Change every occurrence of "premium-cell" to "annual-premium-cell" across all the records, keeping every other line unchanged, and omit the pictures from the output.

═══ Task input

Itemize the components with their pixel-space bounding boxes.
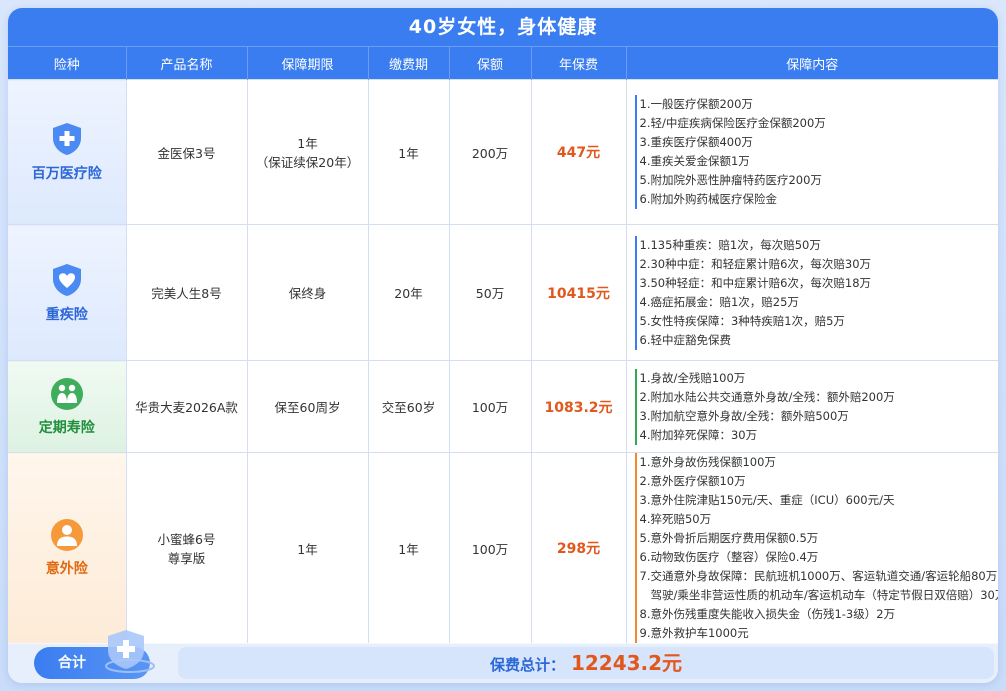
content-cell: 1.意外身故伤残保额100万 2.意外医疗保额10万 3.意外住院津贴150元/… <box>625 452 998 643</box>
coverage-list: 1.135种重疾：赔1次，每次赔50万 2.30种中症：和轻症累计赔6次，每次赔… <box>634 235 989 350</box>
payment-cell: 1年 <box>367 79 449 225</box>
list-item: 2.轻/中症疾病保险医疗金保额200万 <box>634 114 989 133</box>
summary-label: 合计 <box>58 655 86 671</box>
type-cell: 定期寿险 <box>8 360 126 453</box>
header-term: 保障期限 <box>246 46 368 80</box>
table-row: 重疾险 完美人生8号 保终身 20年 50万 10415元 1.135种重疾：赔… <box>8 224 998 361</box>
type-label: 定期寿险 <box>38 419 95 436</box>
list-item: 5.女性特疾保障：3种特疾赔1次，赔5万 <box>634 311 989 331</box>
header-type: 险种 <box>8 46 126 80</box>
content-cell: 1.135种重疾：赔1次，每次赔50万 2.30种中症：和轻症累计赔6次，每次赔… <box>625 224 998 361</box>
coverage-list: 1.身故/全残赔100万 2.附加水陆公共交通意外身故/全残：额外赔200万 3… <box>634 368 989 445</box>
product-edition: 尊享版 <box>167 551 206 566</box>
header-premium: 年保费 <box>530 46 626 80</box>
coverage-cell: 100万 <box>448 452 531 643</box>
summary-total: 保费总计： 12243.2元 <box>178 647 994 679</box>
type-label: 意外险 <box>45 561 88 577</box>
list-item: 1.一般医疗保额200万 <box>634 95 989 114</box>
list-item: 6.轻中症豁免保费 <box>634 330 989 350</box>
premium-cell: 298元 <box>530 452 626 643</box>
list-item: 7.交通意外身故保障：民航班机1000万、客运轨道交通/客运轮船80万 <box>634 567 997 586</box>
list-item: 5.附加院外恶性肿瘤特药医疗200万 <box>634 171 989 190</box>
table-row: 定期寿险 华贵大麦2026A款 保至60周岁 交至60岁 100万 1083.2… <box>8 360 998 453</box>
list-item: 6.附加外购药械医疗保险金 <box>634 190 989 209</box>
list-item: 1.意外身故伤残保额100万 <box>634 453 989 472</box>
product-cell: 完美人生8号 <box>125 224 247 361</box>
list-item: 3.附加航空意外身故/全残：额外赔500万 <box>634 406 989 426</box>
header-product: 产品名称 <box>125 46 247 80</box>
coverage-cell: 50万 <box>448 224 531 361</box>
shield-heart-icon <box>52 263 81 296</box>
premium-cell: 1083.2元 <box>530 360 626 453</box>
premium-cell: 447元 <box>530 79 626 225</box>
table-row: 意外险 小蜜蜂6号 尊享版 1年 1年 100万 298元 1.意外身故伤残保额… <box>8 452 998 643</box>
person-icon <box>50 519 83 551</box>
list-item: 1.身故/全残赔100万 <box>634 368 989 388</box>
premium-cell: 10415元 <box>530 224 626 361</box>
list-item: 2.30种中症：和轻症累计赔6次，每次赔30万 <box>634 254 989 274</box>
term-cell: 1年 （保证续保20年） <box>246 79 368 225</box>
product-name: 小蜜蜂6号 <box>157 532 216 547</box>
coverage-cell: 100万 <box>448 360 531 453</box>
type-cell: 重疾险 <box>8 224 126 361</box>
list-item: 3.重疾医疗保额400万 <box>634 133 989 152</box>
list-item: 3.50种轻症：和中症累计赔6次，每次赔18万 <box>634 273 989 293</box>
payment-cell: 交至60岁 <box>367 360 449 453</box>
list-item: 2.意外医疗保额10万 <box>634 472 989 491</box>
shield-plus-icon <box>52 123 81 155</box>
header-payment: 缴费期 <box>367 46 449 80</box>
content-cell: 1.一般医疗保额200万 2.轻/中症疾病保险医疗金保额200万 3.重疾医疗保… <box>625 79 998 225</box>
shield-plus-icon <box>105 630 155 673</box>
list-item: 1.135种重疾：赔1次，每次赔50万 <box>634 235 989 255</box>
payment-cell: 1年 <box>367 452 449 643</box>
table-header-row: 险种 产品名称 保障期限 缴费期 保额 年保费 保障内容 <box>8 46 998 80</box>
coverage-list: 1.一般医疗保额200万 2.轻/中症疾病保险医疗金保额200万 3.重疾医疗保… <box>634 95 989 209</box>
term-line: 1年 <box>297 136 318 151</box>
summary-total-value: 12243.2元 <box>570 651 683 675</box>
coverage-cell: 200万 <box>448 79 531 225</box>
insurance-table: 险种 产品名称 保障期限 缴费期 保额 年保费 保障内容 百万医疗险 金医保3号… <box>8 46 998 643</box>
content-cell: 1.身故/全残赔100万 2.附加水陆公共交通意外身故/全残：额外赔200万 3… <box>625 360 998 453</box>
list-item: 2.附加水陆公共交通意外身故/全残：额外赔200万 <box>634 387 989 407</box>
product-cell: 小蜜蜂6号 尊享版 <box>125 452 247 643</box>
summary-total-label: 保费总计： <box>489 656 565 674</box>
family-icon <box>50 377 83 410</box>
type-label: 重疾险 <box>45 306 88 323</box>
type-label: 百万医疗险 <box>31 166 102 182</box>
list-item: 5.意外骨折后期医疗费用保额0.5万 <box>634 529 989 548</box>
page-title: 40岁女性，身体健康 <box>8 8 998 46</box>
header-coverage: 保额 <box>448 46 531 80</box>
list-item: 4.重疾关爱金保额1万 <box>634 152 989 171</box>
header-content: 保障内容 <box>625 46 998 80</box>
product-cell: 华贵大麦2026A款 <box>125 360 247 453</box>
term-cell: 保终身 <box>246 224 368 361</box>
term-cell: 1年 <box>246 452 368 643</box>
list-item: 3.意外住院津贴150元/天、重症（ICU）600元/天 <box>634 491 989 510</box>
product-cell: 金医保3号 <box>125 79 247 225</box>
coverage-list: 1.意外身故伤残保额100万 2.意外医疗保额10万 3.意外住院津贴150元/… <box>634 453 998 643</box>
insurance-plan-card: 40岁女性，身体健康 险种 产品名称 保障期限 缴费期 保额 年保费 保障内容 <box>8 8 998 683</box>
term-cell: 保至60周岁 <box>246 360 368 453</box>
list-item: 驾驶/乘坐非营运性质的机动车/客运机动车（特定节假日双倍赔）30万 <box>634 586 998 605</box>
type-cell: 意外险 <box>8 452 126 643</box>
type-cell: 百万医疗险 <box>8 79 126 225</box>
list-item: 4.猝死赔50万 <box>634 510 989 529</box>
list-item: 6.动物致伤医疗（整容）保险0.4万 <box>634 548 989 567</box>
list-item: 8.意外伤残重度失能收入损失金（伤残1-3级）2万 <box>634 605 989 624</box>
payment-cell: 20年 <box>367 224 449 361</box>
list-item: 9.意外救护车1000元 <box>634 624 989 643</box>
table-row: 百万医疗险 金医保3号 1年 （保证续保20年） 1年 200万 447元 1.… <box>8 79 998 225</box>
list-item: 4.附加猝死保障：30万 <box>634 425 989 445</box>
summary-bar: 合计 保费总计： 12243.2元 <box>8 630 998 683</box>
term-note: （保证续保20年） <box>255 155 360 170</box>
list-item: 4.癌症拓展金：赔1次，赔25万 <box>634 292 989 312</box>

══════

** Result **
Itemize the components with their pixel-space bounding boxes.
content-cell: 1.意外身故伤残保额100万 2.意外医疗保额10万 3.意外住院津贴150元/… <box>625 452 998 643</box>
coverage-list: 1.135种重疾：赔1次，每次赔50万 2.30种中症：和轻症累计赔6次，每次赔… <box>634 235 989 350</box>
payment-cell: 1年 <box>367 79 449 225</box>
list-item: 2.轻/中症疾病保险医疗金保额200万 <box>634 114 989 133</box>
summary-label: 合计 <box>58 655 86 671</box>
type-cell: 定期寿险 <box>8 360 126 453</box>
header-term: 保障期限 <box>246 46 368 80</box>
table-row: 重疾险 完美人生8号 保终身 20年 50万 10415元 1.135种重疾：赔… <box>8 224 998 361</box>
type-label: 定期寿险 <box>38 419 95 436</box>
list-item: 5.女性特疾保障：3种特疾赔1次，赔5万 <box>634 311 989 331</box>
header-type: 险种 <box>8 46 126 80</box>
content-cell: 1.135种重疾：赔1次，每次赔50万 2.30种中症：和轻症累计赔6次，每次赔… <box>625 224 998 361</box>
coverage-list: 1.身故/全残赔100万 2.附加水陆公共交通意外身故/全残：额外赔200万 3… <box>634 368 989 445</box>
product-edition: 尊享版 <box>167 551 206 566</box>
header-premium: 年保费 <box>530 46 626 80</box>
coverage-cell: 100万 <box>448 452 531 643</box>
summary-total: 保费总计： 12243.2元 <box>178 647 994 679</box>
type-label: 意外险 <box>45 561 88 577</box>
list-item: 1.一般医疗保额200万 <box>634 95 989 114</box>
list-item: 6.轻中症豁免保费 <box>634 330 989 350</box>
annual-premium-cell: 298元 <box>530 452 626 643</box>
list-item: 7.交通意外身故保障：民航班机1000万、客运轨道交通/客运轮船80万 <box>634 567 997 586</box>
list-item: 5.附加院外恶性肿瘤特药医疗200万 <box>634 171 989 190</box>
table-row: 定期寿险 华贵大麦2026A款 保至60周岁 交至60岁 100万 1083.2… <box>8 360 998 453</box>
list-item: 6.附加外购药械医疗保险金 <box>634 190 989 209</box>
list-item: 1.意外身故伤残保额100万 <box>634 453 989 472</box>
product-cell: 完美人生8号 <box>125 224 247 361</box>
list-item: 3.附加航空意外身故/全残：额外赔500万 <box>634 406 989 426</box>
header-product: 产品名称 <box>125 46 247 80</box>
coverage-cell: 50万 <box>448 224 531 361</box>
shield-heart-icon <box>52 263 81 296</box>
annual-premium-cell: 1083.2元 <box>530 360 626 453</box>
annual-premium-cell: 447元 <box>530 79 626 225</box>
table-row: 意外险 小蜜蜂6号 尊享版 1年 1年 100万 298元 1.意外身故伤残保额… <box>8 452 998 643</box>
person-icon <box>50 519 83 551</box>
list-item: 1.身故/全残赔100万 <box>634 368 989 388</box>
annual-premium-cell: 10415元 <box>530 224 626 361</box>
list-item: 2.30种中症：和轻症累计赔6次，每次赔30万 <box>634 254 989 274</box>
term-cell: 1年 （保证续保20年） <box>246 79 368 225</box>
product-name: 小蜜蜂6号 <box>157 532 216 547</box>
coverage-cell: 100万 <box>448 360 531 453</box>
type-cell: 重疾险 <box>8 224 126 361</box>
list-item: 3.重疾医疗保额400万 <box>634 133 989 152</box>
list-item: 3.50种轻症：和中症累计赔6次，每次赔18万 <box>634 273 989 293</box>
payment-cell: 交至60岁 <box>367 360 449 453</box>
list-item: 2.意外医疗保额10万 <box>634 472 989 491</box>
shield-plus-icon <box>52 123 81 155</box>
header-payment: 缴费期 <box>367 46 449 80</box>
content-cell: 1.一般医疗保额200万 2.轻/中症疾病保险医疗金保额200万 3.重疾医疗保… <box>625 79 998 225</box>
shield-plus-icon <box>105 630 155 673</box>
list-item: 1.135种重疾：赔1次，每次赔50万 <box>634 235 989 255</box>
payment-cell: 1年 <box>367 452 449 643</box>
table-header-row: 险种 产品名称 保障期限 缴费期 保额 年保费 保障内容 <box>8 46 998 80</box>
coverage-list: 1.一般医疗保额200万 2.轻/中症疾病保险医疗金保额200万 3.重疾医疗保… <box>634 95 989 209</box>
term-line: 1年 <box>297 136 318 151</box>
summary-total-value: 12243.2元 <box>570 651 683 675</box>
coverage-cell: 200万 <box>448 79 531 225</box>
insurance-table: 险种 产品名称 保障期限 缴费期 保额 年保费 保障内容 百万医疗险 金医保3号… <box>8 46 998 643</box>
content-cell: 1.身故/全残赔100万 2.附加水陆公共交通意外身故/全残：额外赔200万 3… <box>625 360 998 453</box>
list-item: 2.附加水陆公共交通意外身故/全残：额外赔200万 <box>634 387 989 407</box>
product-cell: 小蜜蜂6号 尊享版 <box>125 452 247 643</box>
summary-total-label: 保费总计： <box>489 656 565 674</box>
family-icon <box>50 377 83 410</box>
type-label: 重疾险 <box>45 306 88 323</box>
type-label: 百万医疗险 <box>31 166 102 182</box>
list-item: 5.意外骨折后期医疗费用保额0.5万 <box>634 529 989 548</box>
page-title: 40岁女性，身体健康 <box>8 8 998 46</box>
header-coverage: 保额 <box>448 46 531 80</box>
list-item: 4.重疾关爱金保额1万 <box>634 152 989 171</box>
header-content: 保障内容 <box>625 46 998 80</box>
product-cell: 华贵大麦2026A款 <box>125 360 247 453</box>
term-cell: 保终身 <box>246 224 368 361</box>
term-cell: 1年 <box>246 452 368 643</box>
list-item: 3.意外住院津贴150元/天、重症（ICU）600元/天 <box>634 491 989 510</box>
product-cell: 金医保3号 <box>125 79 247 225</box>
coverage-list: 1.意外身故伤残保额100万 2.意外医疗保额10万 3.意外住院津贴150元/… <box>634 453 998 643</box>
insurance-plan-card: 40岁女性，身体健康 险种 产品名称 保障期限 缴费期 保额 年保费 保障内容 <box>8 8 998 683</box>
term-cell: 保至60周岁 <box>246 360 368 453</box>
list-item: 驾驶/乘坐非营运性质的机动车/客运机动车（特定节假日双倍赔）30万 <box>634 586 998 605</box>
type-cell: 意外险 <box>8 452 126 643</box>
type-cell: 百万医疗险 <box>8 79 126 225</box>
list-item: 4.猝死赔50万 <box>634 510 989 529</box>
list-item: 6.动物致伤医疗（整容）保险0.4万 <box>634 548 989 567</box>
list-item: 8.意外伤残重度失能收入损失金（伤残1-3级）2万 <box>634 605 989 624</box>
payment-cell: 20年 <box>367 224 449 361</box>
list-item: 9.意外救护车1000元 <box>634 624 989 643</box>
table-row: 百万医疗险 金医保3号 1年 （保证续保20年） 1年 200万 447元 1.… <box>8 79 998 225</box>
list-item: 4.附加猝死保障：30万 <box>634 425 989 445</box>
summary-bar: 合计 保费总计： 12243.2元 <box>8 630 998 683</box>
term-note: （保证续保20年） <box>255 155 360 170</box>
list-item: 4.癌症拓展金：赔1次，赔25万 <box>634 292 989 312</box>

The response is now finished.